— Material provided —
===

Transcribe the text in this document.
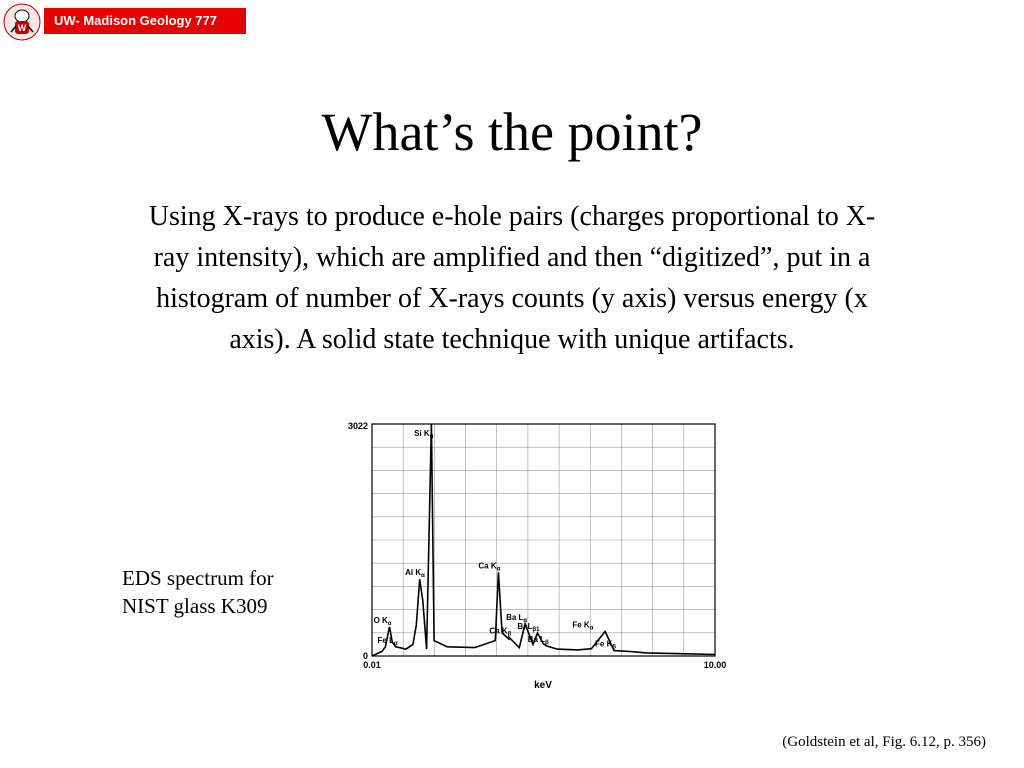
W	UW- Madison Geology 777
What’s the point?

Using X-rays to produce e-hole pairs (charges proportional to X-ray intensity), which are amplified and then “digitized”, put in a histogram of number of X-rays counts (y axis) versus energy (x axis). A solid state technique with unique artifacts.

EDS spectrum for
NIST glass K309
(Goldstein et al, Fig. 6.12, p. 356)
3022
0
0.01	10.00
keV
Si $K_\alpha$
Al $K_\alpha$
Ca $K_\alpha$
O $K_\alpha$
Fe $L_\alpha$
Ba $L_\alpha$
Ca $K_\beta$
BaL$_{\beta 1}$
Ba $L_\beta$
Fe $K_\alpha$
Fe $K_\beta$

===

Copy the material above in full and exactly, skipping pictures.

— Reply —
Transcribe the text in this document.
W	UW- Madison Geology 777
What’s the point?

Using X-rays to produce e-hole pairs (charges proportional to X-ray intensity), which are amplified and then “digitized”, put in a histogram of number of X-rays counts (y axis) versus energy (x axis). A solid state technique with unique artifacts.

EDS spectrum for
NIST glass K309
(Goldstein et al, Fig. 6.12, p. 356)
3022
0
0.01	10.00
keV
Si $K_\alpha$
Al $K_\alpha$
Ca $K_\alpha$
O $K_\alpha$
Fe $L_\alpha$
Ba $L_\alpha$
Ca $K_\beta$
BaL$_{\beta 1}$
Ba $L_\beta$
Fe $K_\alpha$
Fe $K_\beta$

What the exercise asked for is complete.